BRIEF 1: Using the tax ruling, say whether each statement agrees with it: (a) the CIT(A) overturned the Assessing Officer's denial of the deduction; (b) the appeal covers assessment year 2013-14; (c) the Tribunal found that the society does banking business with the general public. Answer yes or no for each and quote the words from the tax ruling that decide it.

___ SOURCE ___

The assessee, a co-operative credit society, claimed a deduction under Section 80P of the Income Tax Act for profits from business and interest/dividend income. The Assessing Officer denied this deduction, which was upheld by the CIT(A). The assessee appealed to the Tribunal.

Held

The Tribunal, relying on previous decisions of co-ordinate benches and Supreme Court judgments, held that the assessee society, which primarily provides credit facilities to its members and does not engage in banking business with the general public, is not hit by the provisions of Section 80P(4) of the Act. Therefore, it is entitled to the deduction under Section 80P.

Key Issues

Whether the assessee, a co-operative credit society, is eligible for deduction under Section 80P of the Income Tax Act, specifically whether it falls under the exclusion of Section 80P(4) for co-operative banks.

Sections Cited

80P, 80P(2)(a)(i), 80P(2)(d), 80P(4)

AI-generated summary — verify with the full judgment below

Income Tax Appellate Tribunal, “SMC” BENCH, MUMBAI

Before: SHRI NARENDRA KUMAR BILLAIYA, HON’BLE & SHRI SUNIL KUMAR SINGH, HON’BLE

For Appellant: Shri Bhupendra Shah, A/R
Hearing: 27/08/2024Pronounced: 29/08/2024

PER NARENDRA KUMAR BILLAIYA, AM : This appeal by the assessee is preferred against the order dated 13/02/2024 by National Faceless Appeal Centre, Delhi [in short ‘ld. CIT(A)], pertaining to AY 2013-14. 2. The sum and substances of the grievance of the assessee is that, the ld. CIT(A) erred in confirming the order of the AO disallowing the whole amount of profit and gains of Rs.37,52,545/- claimed to be exempt u/s 80P of the Act.

___ DATASET ROWS ___

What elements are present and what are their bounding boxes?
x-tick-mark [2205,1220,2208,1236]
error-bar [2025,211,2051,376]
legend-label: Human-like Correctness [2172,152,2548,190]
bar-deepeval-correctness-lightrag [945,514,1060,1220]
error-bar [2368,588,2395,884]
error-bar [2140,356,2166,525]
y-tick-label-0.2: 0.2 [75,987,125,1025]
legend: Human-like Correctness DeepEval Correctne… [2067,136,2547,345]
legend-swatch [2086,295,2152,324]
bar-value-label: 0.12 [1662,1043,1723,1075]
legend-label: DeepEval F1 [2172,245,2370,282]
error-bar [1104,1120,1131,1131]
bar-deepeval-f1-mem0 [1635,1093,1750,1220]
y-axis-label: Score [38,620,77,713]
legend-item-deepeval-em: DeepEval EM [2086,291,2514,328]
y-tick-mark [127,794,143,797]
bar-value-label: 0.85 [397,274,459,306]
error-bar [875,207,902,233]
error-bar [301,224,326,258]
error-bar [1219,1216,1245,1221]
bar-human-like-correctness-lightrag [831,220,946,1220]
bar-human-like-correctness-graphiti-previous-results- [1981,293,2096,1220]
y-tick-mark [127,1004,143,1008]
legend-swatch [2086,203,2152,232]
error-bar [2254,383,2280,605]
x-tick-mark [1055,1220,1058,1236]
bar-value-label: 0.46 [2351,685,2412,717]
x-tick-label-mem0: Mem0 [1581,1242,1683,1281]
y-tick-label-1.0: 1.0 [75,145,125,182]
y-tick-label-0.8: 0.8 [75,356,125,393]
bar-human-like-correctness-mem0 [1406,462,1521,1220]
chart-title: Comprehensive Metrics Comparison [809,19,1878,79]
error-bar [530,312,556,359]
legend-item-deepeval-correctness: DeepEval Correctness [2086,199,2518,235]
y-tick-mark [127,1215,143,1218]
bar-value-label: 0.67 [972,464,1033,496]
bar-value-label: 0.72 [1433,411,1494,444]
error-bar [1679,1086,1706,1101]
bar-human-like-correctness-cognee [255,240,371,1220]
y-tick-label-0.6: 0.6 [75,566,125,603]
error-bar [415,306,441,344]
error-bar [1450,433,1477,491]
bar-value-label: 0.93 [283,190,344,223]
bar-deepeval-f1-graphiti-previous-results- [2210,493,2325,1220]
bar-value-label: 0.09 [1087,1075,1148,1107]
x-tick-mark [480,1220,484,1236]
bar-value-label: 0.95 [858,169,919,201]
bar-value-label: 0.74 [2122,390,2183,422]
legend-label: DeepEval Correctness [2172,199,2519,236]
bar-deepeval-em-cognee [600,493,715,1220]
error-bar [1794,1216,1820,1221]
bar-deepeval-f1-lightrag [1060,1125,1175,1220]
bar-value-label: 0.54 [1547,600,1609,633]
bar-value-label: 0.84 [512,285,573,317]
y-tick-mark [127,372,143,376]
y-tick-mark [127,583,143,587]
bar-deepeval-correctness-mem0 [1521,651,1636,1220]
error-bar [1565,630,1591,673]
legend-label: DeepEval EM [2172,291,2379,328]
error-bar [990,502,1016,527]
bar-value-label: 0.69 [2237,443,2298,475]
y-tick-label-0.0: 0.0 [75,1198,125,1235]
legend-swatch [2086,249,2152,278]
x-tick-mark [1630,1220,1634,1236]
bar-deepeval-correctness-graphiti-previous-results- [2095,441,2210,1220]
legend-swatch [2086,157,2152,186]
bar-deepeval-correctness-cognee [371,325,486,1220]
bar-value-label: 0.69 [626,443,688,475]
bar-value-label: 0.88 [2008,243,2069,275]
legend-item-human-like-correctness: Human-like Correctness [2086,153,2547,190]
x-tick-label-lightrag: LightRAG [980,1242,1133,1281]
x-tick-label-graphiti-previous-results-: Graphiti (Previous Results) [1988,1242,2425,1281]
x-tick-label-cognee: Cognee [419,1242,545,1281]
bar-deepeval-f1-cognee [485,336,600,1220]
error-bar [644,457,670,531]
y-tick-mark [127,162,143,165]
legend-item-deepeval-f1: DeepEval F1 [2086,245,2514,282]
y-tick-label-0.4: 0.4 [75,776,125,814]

___

BRIEF 2: Give back, without changes, the part of the rows that runs from their start through the line containing "error-bar [1104,1120,1131,1131]".

CORRECT RESULT 1:
(a) No: "The Assessing Officer denied this deduction, which was upheld by the CIT(A)."
(b) Yes: "pertaining to AY 2013-14"
(c) No: "does not engage in banking business with the general public"

CORRECT RESULT 2:
What elements are present and what are their bounding boxes?
x-tick-mark [2205,1220,2208,1236]
error-bar [2025,211,2051,376]
legend-label: Human-like Correctness [2172,152,2548,190]
bar-deepeval-correctness-lightrag [945,514,1060,1220]
error-bar [2368,588,2395,884]
error-bar [2140,356,2166,525]
y-tick-label-0.2: 0.2 [75,987,125,1025]
legend: Human-like Correctness DeepEval Correctne… [2067,136,2547,345]
legend-swatch [2086,295,2152,324]
bar-value-label: 0.12 [1662,1043,1723,1075]
legend-label: DeepEval F1 [2172,245,2370,282]
error-bar [1104,1120,1131,1131]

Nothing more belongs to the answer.